▼

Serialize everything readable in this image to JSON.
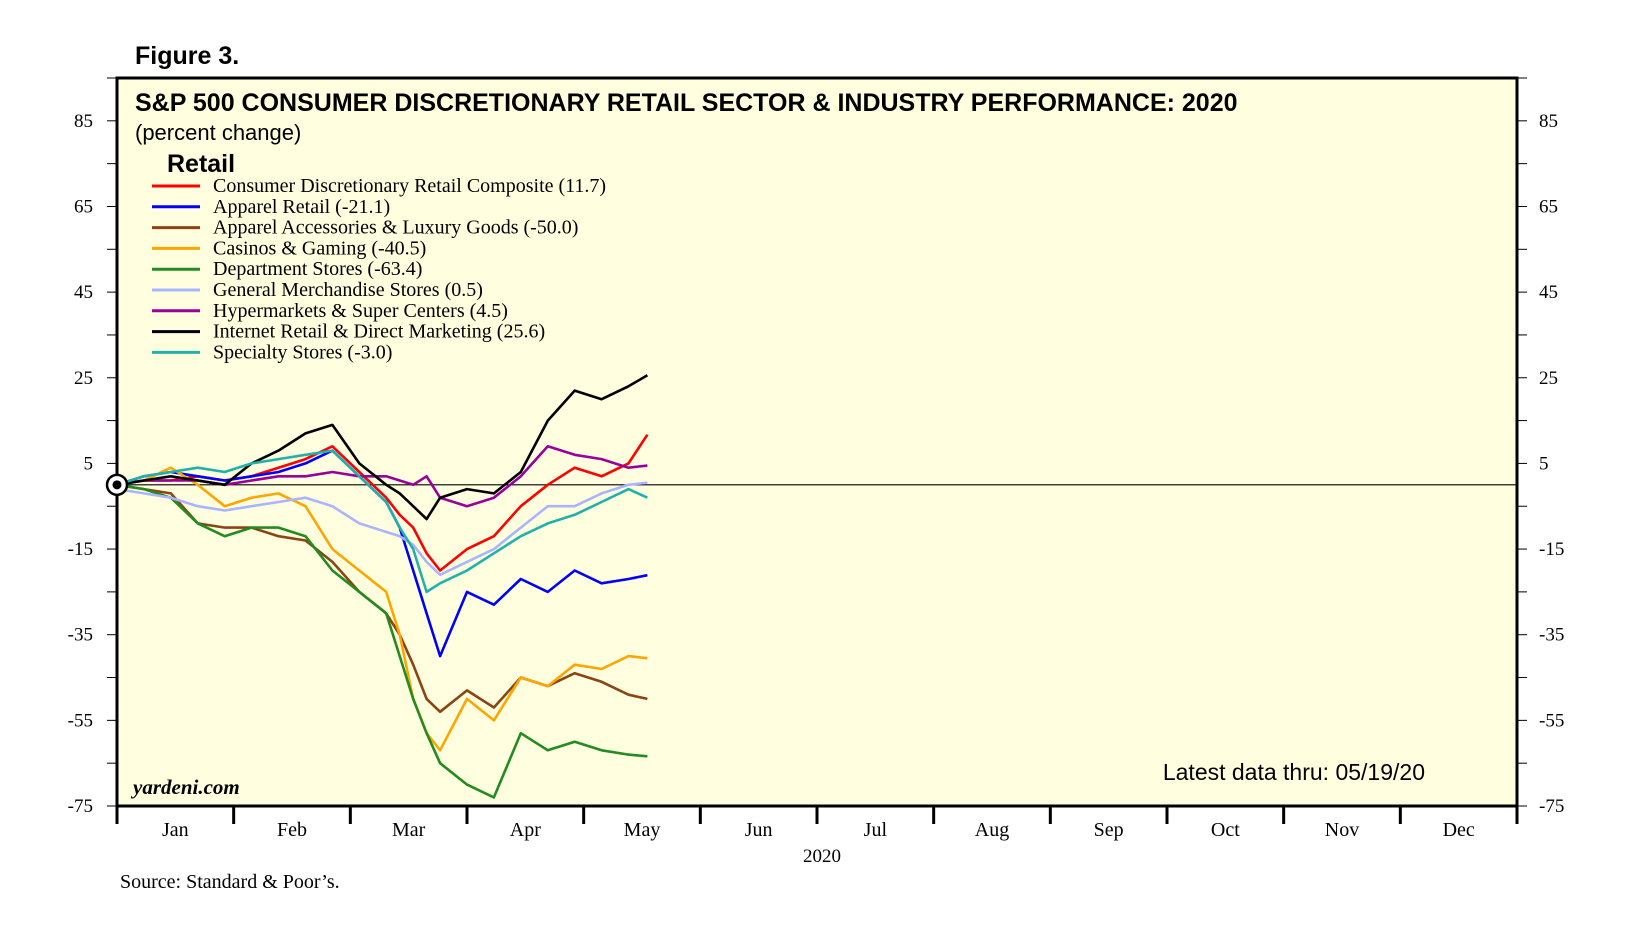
{
  "figure_label": "Figure 3.",
  "source": "Source: Standard & Poor’s.",
  "watermark": "yardeni.com",
  "latest": "Latest data thru: 05/19/20",
  "colors": {
    "background": "#ffffe0",
    "frame": "#000000",
    "reference_line": "#000000"
  },
  "chart_data": {
    "type": "line",
    "title": "S&P 500 CONSUMER DISCRETIONARY RETAIL SECTOR & INDUSTRY PERFORMANCE: 2020",
    "subtitle": "(percent change)",
    "legend_title": "Retail",
    "legend_position": "top-left",
    "xlabel": "2020",
    "ylabel": "",
    "x_unit": "week of 2020 (0 = start of January, 52 = end of December)",
    "xlim": [
      0,
      52
    ],
    "ylim": [
      -75,
      95
    ],
    "y_ticks": [
      85,
      65,
      45,
      25,
      5,
      -15,
      -35,
      -55,
      -75
    ],
    "x_tick_labels": [
      "Jan",
      "Feb",
      "Mar",
      "Apr",
      "May",
      "Jun",
      "Jul",
      "Aug",
      "Sep",
      "Oct",
      "Nov",
      "Dec"
    ],
    "reference_line": 0,
    "grid": false,
    "series": [
      {
        "name": "Consumer Discretionary Retail Composite (11.7)",
        "color": "#ff0000",
        "x": [
          0,
          1,
          2,
          3,
          4,
          5,
          6,
          7,
          8,
          9,
          10,
          10.5,
          11,
          11.5,
          12,
          13,
          14,
          15,
          16,
          17,
          18,
          19,
          19.7
        ],
        "values": [
          0,
          1,
          1,
          2,
          1,
          2,
          4,
          6,
          9,
          3,
          -3,
          -7,
          -10,
          -16,
          -20,
          -15,
          -12,
          -5,
          0,
          4,
          2,
          5,
          11.7
        ]
      },
      {
        "name": "Apparel Retail (-21.1)",
        "color": "#0000ff",
        "x": [
          0,
          1,
          2,
          3,
          4,
          5,
          6,
          7,
          8,
          9,
          10,
          10.5,
          11,
          11.5,
          12,
          13,
          14,
          15,
          16,
          17,
          18,
          19,
          19.7
        ],
        "values": [
          0,
          2,
          3,
          2,
          1,
          2,
          3,
          5,
          8,
          2,
          -4,
          -10,
          -20,
          -30,
          -40,
          -25,
          -28,
          -22,
          -25,
          -20,
          -23,
          -22,
          -21.1
        ]
      },
      {
        "name": "Apparel Accessories & Luxury Goods (-50.0)",
        "color": "#8b4513",
        "x": [
          0,
          1,
          2,
          3,
          4,
          5,
          6,
          7,
          8,
          9,
          10,
          10.5,
          11,
          11.5,
          12,
          13,
          14,
          15,
          16,
          17,
          18,
          19,
          19.7
        ],
        "values": [
          0,
          -1,
          -2,
          -9,
          -10,
          -10,
          -12,
          -13,
          -18,
          -25,
          -30,
          -35,
          -42,
          -50,
          -53,
          -48,
          -52,
          -45,
          -47,
          -44,
          -46,
          -49,
          -50.0
        ]
      },
      {
        "name": "Casinos & Gaming (-40.5)",
        "color": "#ffa500",
        "x": [
          0,
          1,
          2,
          3,
          4,
          5,
          6,
          7,
          8,
          9,
          10,
          10.5,
          11,
          11.5,
          12,
          13,
          14,
          15,
          16,
          17,
          18,
          19,
          19.7
        ],
        "values": [
          0,
          1,
          4,
          0,
          -5,
          -3,
          -2,
          -5,
          -15,
          -20,
          -25,
          -35,
          -50,
          -58,
          -62,
          -50,
          -55,
          -45,
          -47,
          -42,
          -43,
          -40,
          -40.5
        ]
      },
      {
        "name": "Department Stores (-63.4)",
        "color": "#228b22",
        "x": [
          0,
          1,
          2,
          3,
          4,
          5,
          6,
          7,
          8,
          9,
          10,
          10.5,
          11,
          11.5,
          12,
          13,
          14,
          15,
          16,
          17,
          18,
          19,
          19.7
        ],
        "values": [
          0,
          -1,
          -3,
          -9,
          -12,
          -10,
          -10,
          -12,
          -20,
          -25,
          -30,
          -40,
          -50,
          -58,
          -65,
          -70,
          -73,
          -58,
          -62,
          -60,
          -62,
          -63,
          -63.4
        ]
      },
      {
        "name": "General Merchandise Stores (0.5)",
        "color": "#aab4ff",
        "x": [
          0,
          1,
          2,
          3,
          4,
          5,
          6,
          7,
          8,
          9,
          10,
          10.5,
          11,
          11.5,
          12,
          13,
          14,
          15,
          16,
          17,
          18,
          19,
          19.7
        ],
        "values": [
          -1,
          -2,
          -3,
          -5,
          -6,
          -5,
          -4,
          -3,
          -5,
          -9,
          -11,
          -12,
          -14,
          -18,
          -21,
          -18,
          -15,
          -10,
          -5,
          -5,
          -2,
          0,
          0.5
        ]
      },
      {
        "name": "Hypermarkets & Super Centers (4.5)",
        "color": "#990099",
        "x": [
          0,
          1,
          2,
          3,
          4,
          5,
          6,
          7,
          8,
          9,
          10,
          10.5,
          11,
          11.5,
          12,
          13,
          14,
          15,
          16,
          17,
          18,
          19,
          19.7
        ],
        "values": [
          0,
          1,
          1,
          1,
          0,
          1,
          2,
          2,
          3,
          2,
          2,
          1,
          0,
          2,
          -3,
          -5,
          -3,
          2,
          9,
          7,
          6,
          4,
          4.5
        ]
      },
      {
        "name": "Internet Retail & Direct Marketing (25.6)",
        "color": "#000000",
        "x": [
          0,
          1,
          2,
          3,
          4,
          5,
          6,
          7,
          8,
          9,
          10,
          10.5,
          11,
          11.5,
          12,
          13,
          14,
          15,
          16,
          17,
          18,
          19,
          19.7
        ],
        "values": [
          0,
          1,
          2,
          1,
          0,
          5,
          8,
          12,
          14,
          5,
          0,
          -2,
          -5,
          -8,
          -3,
          -1,
          -2,
          3,
          15,
          22,
          20,
          23,
          25.6
        ]
      },
      {
        "name": "Specialty Stores (-3.0)",
        "color": "#20b2aa",
        "x": [
          0,
          1,
          2,
          3,
          4,
          5,
          6,
          7,
          8,
          9,
          10,
          10.5,
          11,
          11.5,
          12,
          13,
          14,
          15,
          16,
          17,
          18,
          19,
          19.7
        ],
        "values": [
          0,
          2,
          3,
          4,
          3,
          5,
          6,
          7,
          8,
          2,
          -4,
          -10,
          -15,
          -25,
          -23,
          -20,
          -16,
          -12,
          -9,
          -7,
          -4,
          -1,
          -3.0
        ]
      }
    ]
  }
}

▲

### WORK TO COMPLETE:
Reproduce all of the material exactly, apart from the pictures.

### TASK ANSWER:
Serialize everything readable in this image to JSON.
{
  "figure_label": "Figure 3.",
  "source": "Source: Standard & Poor’s.",
  "watermark": "yardeni.com",
  "latest": "Latest data thru: 05/19/20",
  "colors": {
    "background": "#ffffe0",
    "frame": "#000000",
    "reference_line": "#000000"
  },
  "chart_data": {
    "type": "line",
    "title": "S&P 500 CONSUMER DISCRETIONARY RETAIL SECTOR & INDUSTRY PERFORMANCE: 2020",
    "subtitle": "(percent change)",
    "legend_title": "Retail",
    "legend_position": "top-left",
    "xlabel": "2020",
    "ylabel": "",
    "x_unit": "week of 2020 (0 = start of January, 52 = end of December)",
    "xlim": [
      0,
      52
    ],
    "ylim": [
      -75,
      95
    ],
    "y_ticks": [
      85,
      65,
      45,
      25,
      5,
      -15,
      -35,
      -55,
      -75
    ],
    "x_tick_labels": [
      "Jan",
      "Feb",
      "Mar",
      "Apr",
      "May",
      "Jun",
      "Jul",
      "Aug",
      "Sep",
      "Oct",
      "Nov",
      "Dec"
    ],
    "reference_line": 0,
    "grid": false,
    "series": [
      {
        "name": "Consumer Discretionary Retail Composite (11.7)",
        "color": "#ff0000",
        "x": [
          0,
          1,
          2,
          3,
          4,
          5,
          6,
          7,
          8,
          9,
          10,
          10.5,
          11,
          11.5,
          12,
          13,
          14,
          15,
          16,
          17,
          18,
          19,
          19.7
        ],
        "values": [
          0,
          1,
          1,
          2,
          1,
          2,
          4,
          6,
          9,
          3,
          -3,
          -7,
          -10,
          -16,
          -20,
          -15,
          -12,
          -5,
          0,
          4,
          2,
          5,
          11.7
        ]
      },
      {
        "name": "Apparel Retail (-21.1)",
        "color": "#0000ff",
        "x": [
          0,
          1,
          2,
          3,
          4,
          5,
          6,
          7,
          8,
          9,
          10,
          10.5,
          11,
          11.5,
          12,
          13,
          14,
          15,
          16,
          17,
          18,
          19,
          19.7
        ],
        "values": [
          0,
          2,
          3,
          2,
          1,
          2,
          3,
          5,
          8,
          2,
          -4,
          -10,
          -20,
          -30,
          -40,
          -25,
          -28,
          -22,
          -25,
          -20,
          -23,
          -22,
          -21.1
        ]
      },
      {
        "name": "Apparel Accessories & Luxury Goods (-50.0)",
        "color": "#8b4513",
        "x": [
          0,
          1,
          2,
          3,
          4,
          5,
          6,
          7,
          8,
          9,
          10,
          10.5,
          11,
          11.5,
          12,
          13,
          14,
          15,
          16,
          17,
          18,
          19,
          19.7
        ],
        "values": [
          0,
          -1,
          -2,
          -9,
          -10,
          -10,
          -12,
          -13,
          -18,
          -25,
          -30,
          -35,
          -42,
          -50,
          -53,
          -48,
          -52,
          -45,
          -47,
          -44,
          -46,
          -49,
          -50.0
        ]
      },
      {
        "name": "Casinos & Gaming (-40.5)",
        "color": "#ffa500",
        "x": [
          0,
          1,
          2,
          3,
          4,
          5,
          6,
          7,
          8,
          9,
          10,
          10.5,
          11,
          11.5,
          12,
          13,
          14,
          15,
          16,
          17,
          18,
          19,
          19.7
        ],
        "values": [
          0,
          1,
          4,
          0,
          -5,
          -3,
          -2,
          -5,
          -15,
          -20,
          -25,
          -35,
          -50,
          -58,
          -62,
          -50,
          -55,
          -45,
          -47,
          -42,
          -43,
          -40,
          -40.5
        ]
      },
      {
        "name": "Department Stores (-63.4)",
        "color": "#228b22",
        "x": [
          0,
          1,
          2,
          3,
          4,
          5,
          6,
          7,
          8,
          9,
          10,
          10.5,
          11,
          11.5,
          12,
          13,
          14,
          15,
          16,
          17,
          18,
          19,
          19.7
        ],
        "values": [
          0,
          -1,
          -3,
          -9,
          -12,
          -10,
          -10,
          -12,
          -20,
          -25,
          -30,
          -40,
          -50,
          -58,
          -65,
          -70,
          -73,
          -58,
          -62,
          -60,
          -62,
          -63,
          -63.4
        ]
      },
      {
        "name": "General Merchandise Stores (0.5)",
        "color": "#aab4ff",
        "x": [
          0,
          1,
          2,
          3,
          4,
          5,
          6,
          7,
          8,
          9,
          10,
          10.5,
          11,
          11.5,
          12,
          13,
          14,
          15,
          16,
          17,
          18,
          19,
          19.7
        ],
        "values": [
          -1,
          -2,
          -3,
          -5,
          -6,
          -5,
          -4,
          -3,
          -5,
          -9,
          -11,
          -12,
          -14,
          -18,
          -21,
          -18,
          -15,
          -10,
          -5,
          -5,
          -2,
          0,
          0.5
        ]
      },
      {
        "name": "Hypermarkets & Super Centers (4.5)",
        "color": "#990099",
        "x": [
          0,
          1,
          2,
          3,
          4,
          5,
          6,
          7,
          8,
          9,
          10,
          10.5,
          11,
          11.5,
          12,
          13,
          14,
          15,
          16,
          17,
          18,
          19,
          19.7
        ],
        "values": [
          0,
          1,
          1,
          1,
          0,
          1,
          2,
          2,
          3,
          2,
          2,
          1,
          0,
          2,
          -3,
          -5,
          -3,
          2,
          9,
          7,
          6,
          4,
          4.5
        ]
      },
      {
        "name": "Internet Retail & Direct Marketing (25.6)",
        "color": "#000000",
        "x": [
          0,
          1,
          2,
          3,
          4,
          5,
          6,
          7,
          8,
          9,
          10,
          10.5,
          11,
          11.5,
          12,
          13,
          14,
          15,
          16,
          17,
          18,
          19,
          19.7
        ],
        "values": [
          0,
          1,
          2,
          1,
          0,
          5,
          8,
          12,
          14,
          5,
          0,
          -2,
          -5,
          -8,
          -3,
          -1,
          -2,
          3,
          15,
          22,
          20,
          23,
          25.6
        ]
      },
      {
        "name": "Specialty Stores (-3.0)",
        "color": "#20b2aa",
        "x": [
          0,
          1,
          2,
          3,
          4,
          5,
          6,
          7,
          8,
          9,
          10,
          10.5,
          11,
          11.5,
          12,
          13,
          14,
          15,
          16,
          17,
          18,
          19,
          19.7
        ],
        "values": [
          0,
          2,
          3,
          4,
          3,
          5,
          6,
          7,
          8,
          2,
          -4,
          -10,
          -15,
          -25,
          -23,
          -20,
          -16,
          -12,
          -9,
          -7,
          -4,
          -1,
          -3.0
        ]
      }
    ]
  }
}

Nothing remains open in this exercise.